Requirement ▸ Write the records out again, keeping each line exactly as it is.

Listed records ▸
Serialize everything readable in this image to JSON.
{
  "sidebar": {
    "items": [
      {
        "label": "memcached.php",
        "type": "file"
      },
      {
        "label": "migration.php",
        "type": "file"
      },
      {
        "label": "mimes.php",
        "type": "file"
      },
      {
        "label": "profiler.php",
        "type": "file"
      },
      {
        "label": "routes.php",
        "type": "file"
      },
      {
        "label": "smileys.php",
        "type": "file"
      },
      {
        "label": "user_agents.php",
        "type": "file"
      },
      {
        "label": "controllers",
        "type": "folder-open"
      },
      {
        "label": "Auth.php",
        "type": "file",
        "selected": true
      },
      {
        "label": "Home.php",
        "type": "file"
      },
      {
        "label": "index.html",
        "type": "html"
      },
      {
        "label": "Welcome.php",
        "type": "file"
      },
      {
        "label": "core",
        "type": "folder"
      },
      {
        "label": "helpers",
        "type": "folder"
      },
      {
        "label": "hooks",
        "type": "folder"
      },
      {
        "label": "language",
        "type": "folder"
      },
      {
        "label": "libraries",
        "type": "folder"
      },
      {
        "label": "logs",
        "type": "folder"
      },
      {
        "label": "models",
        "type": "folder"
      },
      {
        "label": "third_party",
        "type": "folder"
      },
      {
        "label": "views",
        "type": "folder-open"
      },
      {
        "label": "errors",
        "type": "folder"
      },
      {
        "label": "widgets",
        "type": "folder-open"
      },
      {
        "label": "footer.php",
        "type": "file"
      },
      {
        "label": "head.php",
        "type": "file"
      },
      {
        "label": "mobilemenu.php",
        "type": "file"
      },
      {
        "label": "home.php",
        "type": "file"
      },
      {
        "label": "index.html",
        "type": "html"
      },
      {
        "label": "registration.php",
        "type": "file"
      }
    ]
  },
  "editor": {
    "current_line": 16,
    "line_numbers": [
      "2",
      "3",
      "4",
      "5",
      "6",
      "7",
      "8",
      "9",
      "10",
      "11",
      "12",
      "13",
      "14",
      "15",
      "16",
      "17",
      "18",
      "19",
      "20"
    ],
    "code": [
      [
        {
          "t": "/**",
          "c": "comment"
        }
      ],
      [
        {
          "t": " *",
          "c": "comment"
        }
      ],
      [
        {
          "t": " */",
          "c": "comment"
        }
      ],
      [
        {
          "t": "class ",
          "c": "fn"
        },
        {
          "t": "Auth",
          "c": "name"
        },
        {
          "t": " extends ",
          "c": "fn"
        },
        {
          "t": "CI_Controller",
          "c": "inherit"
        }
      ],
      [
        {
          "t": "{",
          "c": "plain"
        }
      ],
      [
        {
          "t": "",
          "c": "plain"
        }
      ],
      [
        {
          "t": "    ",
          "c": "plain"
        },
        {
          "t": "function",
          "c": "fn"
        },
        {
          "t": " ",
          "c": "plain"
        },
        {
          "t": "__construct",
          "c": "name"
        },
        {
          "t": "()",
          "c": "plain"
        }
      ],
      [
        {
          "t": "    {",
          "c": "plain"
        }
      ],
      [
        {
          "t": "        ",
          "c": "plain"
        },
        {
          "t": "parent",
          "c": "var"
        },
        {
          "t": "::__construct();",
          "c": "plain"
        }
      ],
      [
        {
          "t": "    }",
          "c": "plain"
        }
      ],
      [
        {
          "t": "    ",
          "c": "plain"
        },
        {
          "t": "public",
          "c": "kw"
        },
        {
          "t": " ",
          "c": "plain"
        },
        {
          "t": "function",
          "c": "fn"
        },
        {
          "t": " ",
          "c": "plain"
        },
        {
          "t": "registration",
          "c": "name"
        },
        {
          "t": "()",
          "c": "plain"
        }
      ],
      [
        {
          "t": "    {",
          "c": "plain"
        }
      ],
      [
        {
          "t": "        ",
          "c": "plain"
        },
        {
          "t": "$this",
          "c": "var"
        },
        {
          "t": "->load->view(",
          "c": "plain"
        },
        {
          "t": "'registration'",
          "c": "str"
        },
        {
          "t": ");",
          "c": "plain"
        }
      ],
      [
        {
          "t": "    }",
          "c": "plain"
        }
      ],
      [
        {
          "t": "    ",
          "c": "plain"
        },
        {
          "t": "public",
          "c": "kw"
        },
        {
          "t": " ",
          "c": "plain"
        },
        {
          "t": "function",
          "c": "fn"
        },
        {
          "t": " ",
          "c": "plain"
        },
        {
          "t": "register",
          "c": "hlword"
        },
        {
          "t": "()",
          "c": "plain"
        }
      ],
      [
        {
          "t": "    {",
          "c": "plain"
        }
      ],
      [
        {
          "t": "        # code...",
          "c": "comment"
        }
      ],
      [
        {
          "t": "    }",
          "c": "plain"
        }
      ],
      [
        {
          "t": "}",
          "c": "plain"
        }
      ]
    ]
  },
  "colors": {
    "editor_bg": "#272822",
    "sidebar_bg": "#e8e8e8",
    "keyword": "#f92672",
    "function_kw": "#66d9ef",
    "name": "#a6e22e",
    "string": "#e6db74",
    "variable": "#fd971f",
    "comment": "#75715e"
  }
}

Reply to the exercise ▸
Serialize everything readable in this image to JSON.
{
  "sidebar": {
    "items": [
      {
        "label": "memcached.php",
        "type": "file"
      },
      {
        "label": "migration.php",
        "type": "file"
      },
      {
        "label": "mimes.php",
        "type": "file"
      },
      {
        "label": "profiler.php",
        "type": "file"
      },
      {
        "label": "routes.php",
        "type": "file"
      },
      {
        "label": "smileys.php",
        "type": "file"
      },
      {
        "label": "user_agents.php",
        "type": "file"
      },
      {
        "label": "controllers",
        "type": "folder-open"
      },
      {
        "label": "Auth.php",
        "type": "file",
        "selected": true
      },
      {
        "label": "Home.php",
        "type": "file"
      },
      {
        "label": "index.html",
        "type": "html"
      },
      {
        "label": "Welcome.php",
        "type": "file"
      },
      {
        "label": "core",
        "type": "folder"
      },
      {
        "label": "helpers",
        "type": "folder"
      },
      {
        "label": "hooks",
        "type": "folder"
      },
      {
        "label": "language",
        "type": "folder"
      },
      {
        "label": "libraries",
        "type": "folder"
      },
      {
        "label": "logs",
        "type": "folder"
      },
      {
        "label": "models",
        "type": "folder"
      },
      {
        "label": "third_party",
        "type": "folder"
      },
      {
        "label": "views",
        "type": "folder-open"
      },
      {
        "label": "errors",
        "type": "folder"
      },
      {
        "label": "widgets",
        "type": "folder-open"
      },
      {
        "label": "footer.php",
        "type": "file"
      },
      {
        "label": "head.php",
        "type": "file"
      },
      {
        "label": "mobilemenu.php",
        "type": "file"
      },
      {
        "label": "home.php",
        "type": "file"
      },
      {
        "label": "index.html",
        "type": "html"
      },
      {
        "label": "registration.php",
        "type": "file"
      }
    ]
  },
  "editor": {
    "current_line": 16,
    "line_numbers": [
      "2",
      "3",
      "4",
      "5",
      "6",
      "7",
      "8",
      "9",
      "10",
      "11",
      "12",
      "13",
      "14",
      "15",
      "16",
      "17",
      "18",
      "19",
      "20"
    ],
    "code": [
      [
        {
          "t": "/**",
          "c": "comment"
        }
      ],
      [
        {
          "t": " *",
          "c": "comment"
        }
      ],
      [
        {
          "t": " */",
          "c": "comment"
        }
      ],
      [
        {
          "t": "class ",
          "c": "fn"
        },
        {
          "t": "Auth",
          "c": "name"
        },
        {
          "t": " extends ",
          "c": "fn"
        },
        {
          "t": "CI_Controller",
          "c": "inherit"
        }
      ],
      [
        {
          "t": "{",
          "c": "plain"
        }
      ],
      [
        {
          "t": "",
          "c": "plain"
        }
      ],
      [
        {
          "t": "    ",
          "c": "plain"
        },
        {
          "t": "function",
          "c": "fn"
        },
        {
          "t": " ",
          "c": "plain"
        },
        {
          "t": "__construct",
          "c": "name"
        },
        {
          "t": "()",
          "c": "plain"
        }
      ],
      [
        {
          "t": "    {",
          "c": "plain"
        }
      ],
      [
        {
          "t": "        ",
          "c": "plain"
        },
        {
          "t": "parent",
          "c": "var"
        },
        {
          "t": "::__construct();",
          "c": "plain"
        }
      ],
      [
        {
          "t": "    }",
          "c": "plain"
        }
      ],
      [
        {
          "t": "    ",
          "c": "plain"
        },
        {
          "t": "public",
          "c": "kw"
        },
        {
          "t": " ",
          "c": "plain"
        },
        {
          "t": "function",
          "c": "fn"
        },
        {
          "t": " ",
          "c": "plain"
        },
        {
          "t": "registration",
          "c": "name"
        },
        {
          "t": "()",
          "c": "plain"
        }
      ],
      [
        {
          "t": "    {",
          "c": "plain"
        }
      ],
      [
        {
          "t": "        ",
          "c": "plain"
        },
        {
          "t": "$this",
          "c": "var"
        },
        {
          "t": "->load->view(",
          "c": "plain"
        },
        {
          "t": "'registration'",
          "c": "str"
        },
        {
          "t": ");",
          "c": "plain"
        }
      ],
      [
        {
          "t": "    }",
          "c": "plain"
        }
      ],
      [
        {
          "t": "    ",
          "c": "plain"
        },
        {
          "t": "public",
          "c": "kw"
        },
        {
          "t": " ",
          "c": "plain"
        },
        {
          "t": "function",
          "c": "fn"
        },
        {
          "t": " ",
          "c": "plain"
        },
        {
          "t": "register",
          "c": "hlword"
        },
        {
          "t": "()",
          "c": "plain"
        }
      ],
      [
        {
          "t": "    {",
          "c": "plain"
        }
      ],
      [
        {
          "t": "        # code...",
          "c": "comment"
        }
      ],
      [
        {
          "t": "    }",
          "c": "plain"
        }
      ],
      [
        {
          "t": "}",
          "c": "plain"
        }
      ]
    ]
  },
  "colors": {
    "editor_bg": "#272822",
    "sidebar_bg": "#e8e8e8",
    "keyword": "#f92672",
    "function_kw": "#66d9ef",
    "name": "#a6e22e",
    "string": "#e6db74",
    "variable": "#fd971f",
    "comment": "#75715e"
  }
}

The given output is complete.